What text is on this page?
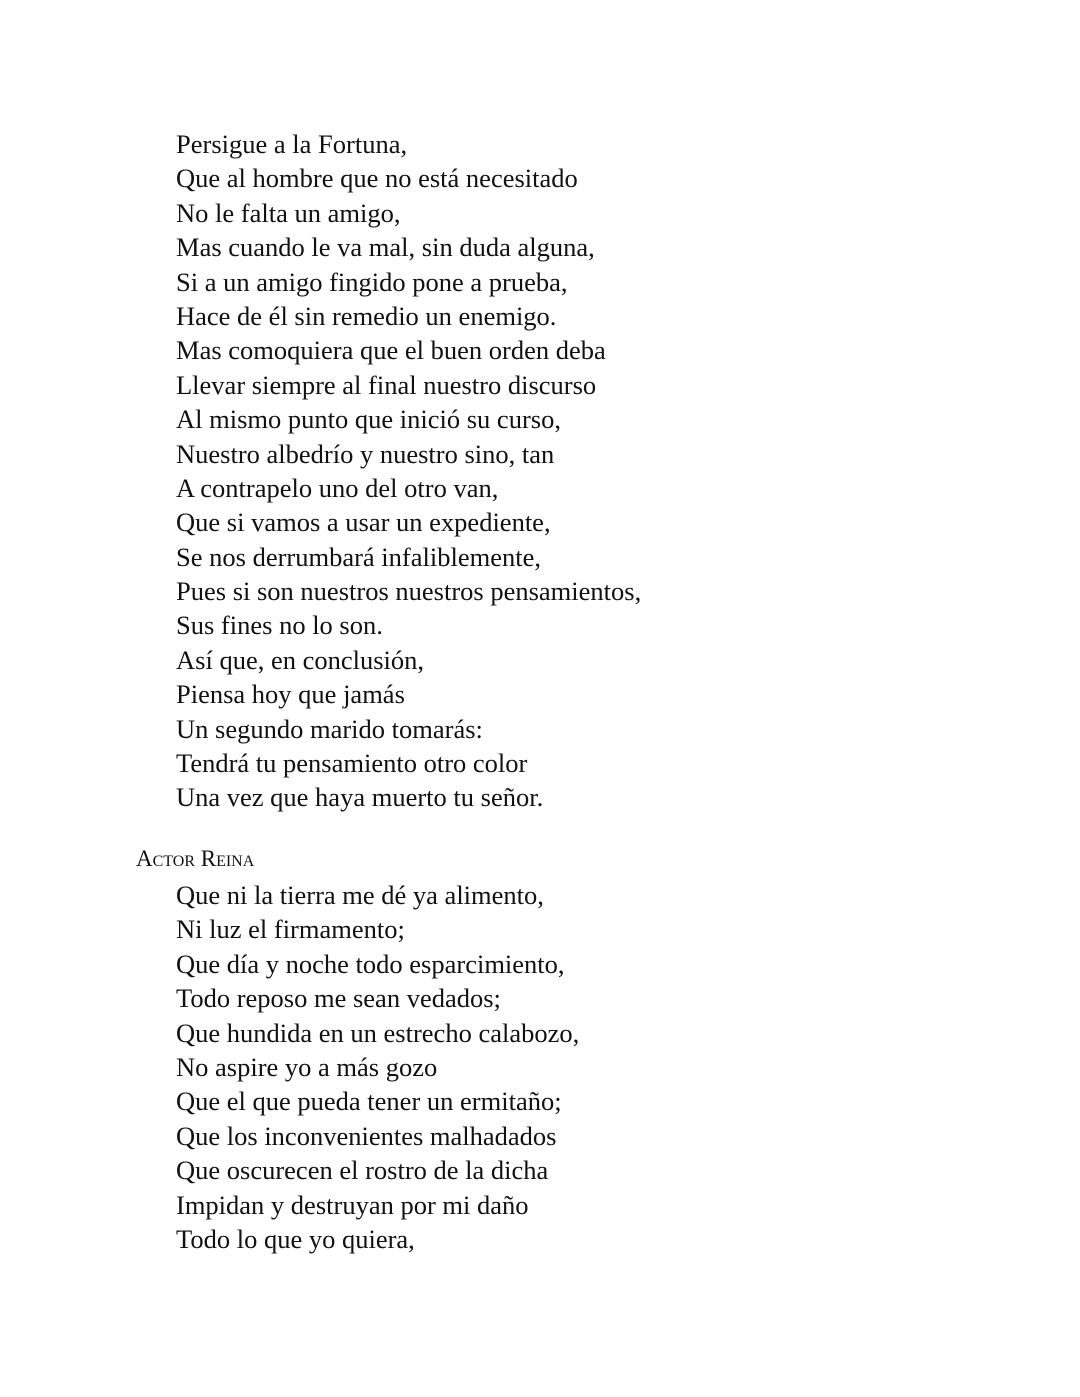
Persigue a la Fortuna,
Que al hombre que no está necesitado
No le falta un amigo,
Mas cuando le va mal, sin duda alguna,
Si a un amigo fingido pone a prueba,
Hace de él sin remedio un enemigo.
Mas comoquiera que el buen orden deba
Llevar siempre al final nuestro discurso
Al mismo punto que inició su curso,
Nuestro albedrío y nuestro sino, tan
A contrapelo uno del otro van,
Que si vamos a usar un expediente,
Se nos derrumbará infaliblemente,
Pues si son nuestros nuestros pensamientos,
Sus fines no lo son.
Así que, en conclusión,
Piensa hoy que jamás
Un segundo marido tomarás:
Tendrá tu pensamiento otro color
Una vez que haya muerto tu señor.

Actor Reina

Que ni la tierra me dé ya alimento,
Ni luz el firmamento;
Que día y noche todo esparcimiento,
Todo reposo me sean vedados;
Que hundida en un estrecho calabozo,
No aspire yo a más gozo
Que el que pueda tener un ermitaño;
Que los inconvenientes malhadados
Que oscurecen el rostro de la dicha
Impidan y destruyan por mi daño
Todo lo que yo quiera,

^^^^^^^^

(WHAT TO PRODUCE)
Print out the whole of the material word for word, without pictures.

(RESULT)
What text is on this page?
Persigue a la Fortuna,
Que al hombre que no está necesitado
No le falta un amigo,
Mas cuando le va mal, sin duda alguna,
Si a un amigo fingido pone a prueba,
Hace de él sin remedio un enemigo.
Mas comoquiera que el buen orden deba
Llevar siempre al final nuestro discurso
Al mismo punto que inició su curso,
Nuestro albedrío y nuestro sino, tan
A contrapelo uno del otro van,
Que si vamos a usar un expediente,
Se nos derrumbará infaliblemente,
Pues si son nuestros nuestros pensamientos,
Sus fines no lo son.
Así que, en conclusión,
Piensa hoy que jamás
Un segundo marido tomarás:
Tendrá tu pensamiento otro color
Una vez que haya muerto tu señor.

Actor Reina

Que ni la tierra me dé ya alimento,
Ni luz el firmamento;
Que día y noche todo esparcimiento,
Todo reposo me sean vedados;
Que hundida en un estrecho calabozo,
No aspire yo a más gozo
Que el que pueda tener un ermitaño;
Que los inconvenientes malhadados
Que oscurecen el rostro de la dicha
Impidan y destruyan por mi daño
Todo lo que yo quiera,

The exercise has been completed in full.